#### [Given instruction]
Drop the pictures, then extract the listing word for word.

────

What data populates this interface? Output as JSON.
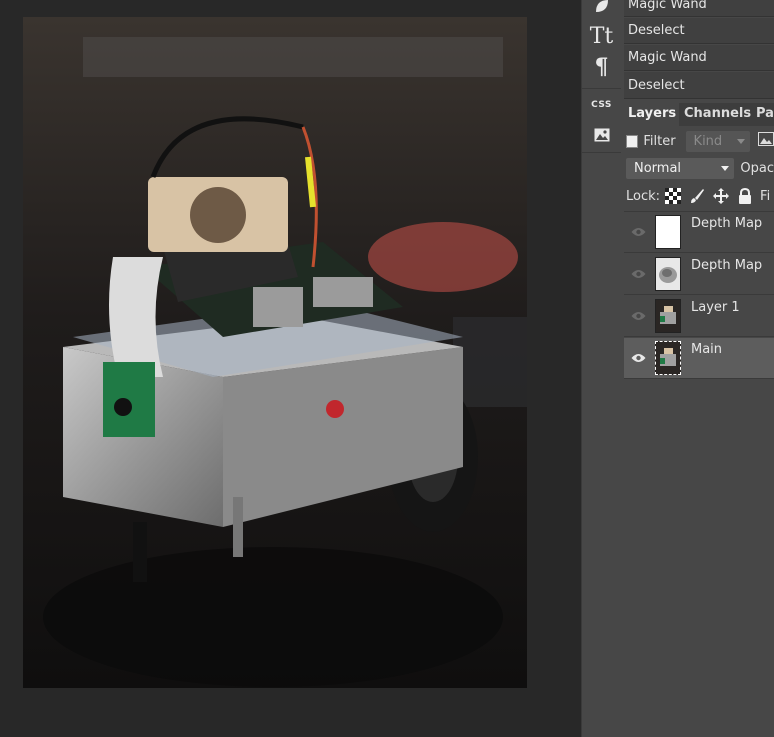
{
  "history": [
    "Magic Wand",
    "Deselect",
    "Magic Wand",
    "Deselect"
  ],
  "tools": {
    "shape_icon": "leaf-shape-icon",
    "text_icon": "text-tool-icon",
    "text_glyph": "Tt",
    "paragraph_icon": "paragraph-icon",
    "paragraph_glyph": "¶",
    "css_icon": "css-icon",
    "css_label": "CSS",
    "image_icon": "image-icon"
  },
  "tabs": [
    {
      "label": "Layers",
      "active": true
    },
    {
      "label": "Channels",
      "active": false
    },
    {
      "label": "Pat",
      "active": false
    }
  ],
  "filter": {
    "label": "Filter",
    "kind_placeholder": "Kind"
  },
  "blend": {
    "mode": "Normal",
    "opacity_label": "Opac"
  },
  "lock": {
    "label": "Lock:",
    "fill_label": "Fi"
  },
  "layers": [
    {
      "name": "Depth Map",
      "thumb": "white",
      "active": false
    },
    {
      "name": "Depth Map",
      "thumb": "gray-depth",
      "active": false
    },
    {
      "name": "Layer 1",
      "thumb": "photo",
      "active": false
    },
    {
      "name": "Main",
      "thumb": "photo-selected",
      "active": true
    }
  ],
  "colors": {
    "panel": "#474747",
    "active_layer": "#5d5d5d",
    "background": "#282828"
  }
}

────

#### [Output for this exercise]
What data populates this interface? Output as JSON.
{
  "history": [
    "Magic Wand",
    "Deselect",
    "Magic Wand",
    "Deselect"
  ],
  "tools": {
    "shape_icon": "leaf-shape-icon",
    "text_icon": "text-tool-icon",
    "text_glyph": "Tt",
    "paragraph_icon": "paragraph-icon",
    "paragraph_glyph": "¶",
    "css_icon": "css-icon",
    "css_label": "CSS",
    "image_icon": "image-icon"
  },
  "tabs": [
    {
      "label": "Layers",
      "active": true
    },
    {
      "label": "Channels",
      "active": false
    },
    {
      "label": "Pat",
      "active": false
    }
  ],
  "filter": {
    "label": "Filter",
    "kind_placeholder": "Kind"
  },
  "blend": {
    "mode": "Normal",
    "opacity_label": "Opac"
  },
  "lock": {
    "label": "Lock:",
    "fill_label": "Fi"
  },
  "layers": [
    {
      "name": "Depth Map",
      "thumb": "white",
      "active": false
    },
    {
      "name": "Depth Map",
      "thumb": "gray-depth",
      "active": false
    },
    {
      "name": "Layer 1",
      "thumb": "photo",
      "active": false
    },
    {
      "name": "Main",
      "thumb": "photo-selected",
      "active": true
    }
  ],
  "colors": {
    "panel": "#474747",
    "active_layer": "#5d5d5d",
    "background": "#282828"
  }
}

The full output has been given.